▸ TASKS FOR THIS EXERCISE:
a) Using the commentary on Avivi's interview, decide whether each statement agrees with it: (i) Netanyahu boasted in 2019 of his friendship with Putin; (ii) in 2018 Avivi proposed deporting the Palestinians of the West Bank to Jordan; (iii) the Knesset voted to annex the West Bank on the day before the interview. Answer yes or no for each, quoting the words of the text that decide it.
b) Carry the commentary on Avivi's interview forward from its final sentence, keeping its voice and argument.

▸ TEXT SHOWN:

Ironically, the Israeli Knesset made my point for me the day after the interview, by voting to annex the entirety of the West Bank.

Describing Israel as a democracy also serves another purpose. Given the similarities between Russia and Israel, both states led by authoritarian leaders with delusions of grandeur and ethno-supremacist hatred of Ukrainians and Palestinians respectively, there are obvious questions that would be – and are – raised given the stark differences in the UK’s policy vis-a-vis Ukraine and Palestine. 

To push these comparisons as far away from public discourse as possible, then, civilisational discourse is deployed. Russia is not ‘like us.’ Israel is.

No criticisms allowed

The problem here, one which we’ve seen repeated nearly every time an Israeli official is invited to come on the BBC, is that Israeli leaders do not see themselves as ‘like us.’ 

Netanyahu himself boasted of his friendship with Putin in 2019, five years after Russia’s annexation of Crimea, and three years before its full-scale invasion of Ukraine started. That was also just a year after Putin ordered the poisoning of Sergei and Yulia Skripal in Salisbury. 

No one could have made this point clearer than Avivi himself. 

When asked about the statement by Israel’s allies, Avivi accused them, without even so much of a pause, of “calling for the destruction of the state of Israel.” 

From his perspective, to even suggest that Israel is doing anything wrong in starving some 2 million people is identical to wanting Israel destroyed. He proceeds to repeat Israel’s usual talking points, that Israel’s own allies want Hamas to rebuild thousands of rockets and control Gaza. It’s such a common refrain by now that it barely deserves repeating. 

The politics of Avivi are those of someone who has accepted genocide as the ‘solution’ to the ‘Palestinian question.’ This is hardly new for him. In 2018, he proposed to annex the entirety of the West Bank, and deport all Palestinians living there to Gaza as well as a portion of northern Sinai, which he expects Egypt to “donate.” That would be the two state solution according to him. That it goes against international law at every stage of the process is irrelevant to Israelis like him as Israel has rarely had to recognise international law in the first place.

▸ STORED ROWS:
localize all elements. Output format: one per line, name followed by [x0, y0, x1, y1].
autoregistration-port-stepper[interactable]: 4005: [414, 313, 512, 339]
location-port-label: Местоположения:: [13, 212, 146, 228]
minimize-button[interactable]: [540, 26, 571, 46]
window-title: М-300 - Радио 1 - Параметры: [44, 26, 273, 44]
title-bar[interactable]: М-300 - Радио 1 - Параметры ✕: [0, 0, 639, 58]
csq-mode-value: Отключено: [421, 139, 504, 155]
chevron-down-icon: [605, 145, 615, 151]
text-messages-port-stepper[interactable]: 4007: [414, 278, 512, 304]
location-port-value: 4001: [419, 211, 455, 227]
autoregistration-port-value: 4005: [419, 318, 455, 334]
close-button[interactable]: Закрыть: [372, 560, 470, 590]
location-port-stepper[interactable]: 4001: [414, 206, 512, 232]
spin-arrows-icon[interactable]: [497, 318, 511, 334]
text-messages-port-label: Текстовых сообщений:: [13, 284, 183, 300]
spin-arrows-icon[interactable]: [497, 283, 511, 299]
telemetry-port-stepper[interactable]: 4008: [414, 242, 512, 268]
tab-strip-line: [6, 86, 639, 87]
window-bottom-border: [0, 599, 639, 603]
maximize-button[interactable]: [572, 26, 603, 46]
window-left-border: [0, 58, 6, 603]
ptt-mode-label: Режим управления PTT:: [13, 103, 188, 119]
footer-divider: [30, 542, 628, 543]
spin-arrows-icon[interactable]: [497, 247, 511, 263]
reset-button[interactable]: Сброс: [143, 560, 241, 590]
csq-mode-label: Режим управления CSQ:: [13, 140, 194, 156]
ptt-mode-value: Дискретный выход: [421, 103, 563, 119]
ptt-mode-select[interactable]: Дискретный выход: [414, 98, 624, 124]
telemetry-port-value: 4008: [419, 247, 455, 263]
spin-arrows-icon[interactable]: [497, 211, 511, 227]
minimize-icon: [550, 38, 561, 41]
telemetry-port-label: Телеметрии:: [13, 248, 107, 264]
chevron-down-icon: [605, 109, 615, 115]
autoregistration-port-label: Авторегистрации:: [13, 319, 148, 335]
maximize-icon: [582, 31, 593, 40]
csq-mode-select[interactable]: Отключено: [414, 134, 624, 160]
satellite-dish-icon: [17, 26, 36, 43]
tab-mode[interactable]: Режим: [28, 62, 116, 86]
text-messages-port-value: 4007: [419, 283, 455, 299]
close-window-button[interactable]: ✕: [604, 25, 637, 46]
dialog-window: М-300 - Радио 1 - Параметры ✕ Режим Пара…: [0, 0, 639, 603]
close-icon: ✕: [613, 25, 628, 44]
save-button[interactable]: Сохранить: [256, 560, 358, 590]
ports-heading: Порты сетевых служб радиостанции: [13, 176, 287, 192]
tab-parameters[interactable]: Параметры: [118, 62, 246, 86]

▸ RESULTS BY TASK:
a)
(i) Yes: "Netanyahu himself boasted of his friendship with Putin in 2019"
(ii) No: "deport all Palestinians living there to Gaza as well as a portion of northern Sinai"
(iii) No: "the Israeli Knesset made my point for me the day after the interview"

b)
The BBC is downplaying the severity of the genocide

Avivi’s politics were not disclosed during the interview. Instead, he was invited to represent an Israeli point of view from a point of authority. The BBC keeps on doing this. I found out about Avivi’s background by just looking him up on Wikipedia. A BBC radio programme, surely, should be expected to also do that and more.

This adds to my impression that the BBC’s insistence on regularly getting people like Avivi on could create more headaches for them.

The reason is simple: Genocide is mainstream in Israeli politics today. The only acceptable debates are how to ‘solve’ the ‘Palestinian question,’ not whether Israel itself is in the wrong. 

There are notable exceptions to this of course, such as the young Refuseniks refusing to serve in the IDF, but it remains the norm in Israel to advocate for either genocide or ‘just’ ethnic cleansing. These are the two acceptable positions: do we force them out, or just kill them all? Avivi told us in 2018 that he prefers ethnic cleansing. He then told us during the interview that nothing short of the complete destruction of any ‘threats’ to Israel, however that is defined, is acceptable. Conclusions are not hard to draw here.

But such openly genocidal politics is not what the BBC is able to present to its viewers on a daily basis. There would simply be too much of it. Israeli politics is oversaturated with calls for more and more bloodshed in Gaza. 

This is why we find ourselves in this bizarre situation whereby BBC journalists regulary downplay the severity of Israel’s genocide while the Israelis they have on are themselves often unable to sound less aggressive and confrontational. 

Back to the exchange. 

The Genocide is not as important as Israel’s ‘security’

In describing the starving children of Gaza, Campbell asks Avivi whether Israel is aware of the bad optics. He asks him about the resentment that this will fuel among Palestinians, which would threaten Israel’s ‘security.’ 

Let’s be clear about how this was framed. 

The ongoing extermination of a people is made secondary to the ‘security’ of a state. Not just any state: the one starving those children, the one committing genocide. 

This is a framing that comes from structural racism and islamophobia, which we continue to see at BBC News where Palestinians are concerned. It is the result of the securitisation of our lives as Arabs where barely any distinction is made between us, where our histories and contexts are flattened by empty phrases like ‘crisis in the Middle East’ or ‘that part of the world,’ which I continue to hear regularly on BBC News. 

To make matters worse, Campbell described the tens of thousands of Palestinian deaths as “collateral damage.” 

In fact, he described it as one of two collateral damages, the other one being “the collateral damage to your country going into the future.”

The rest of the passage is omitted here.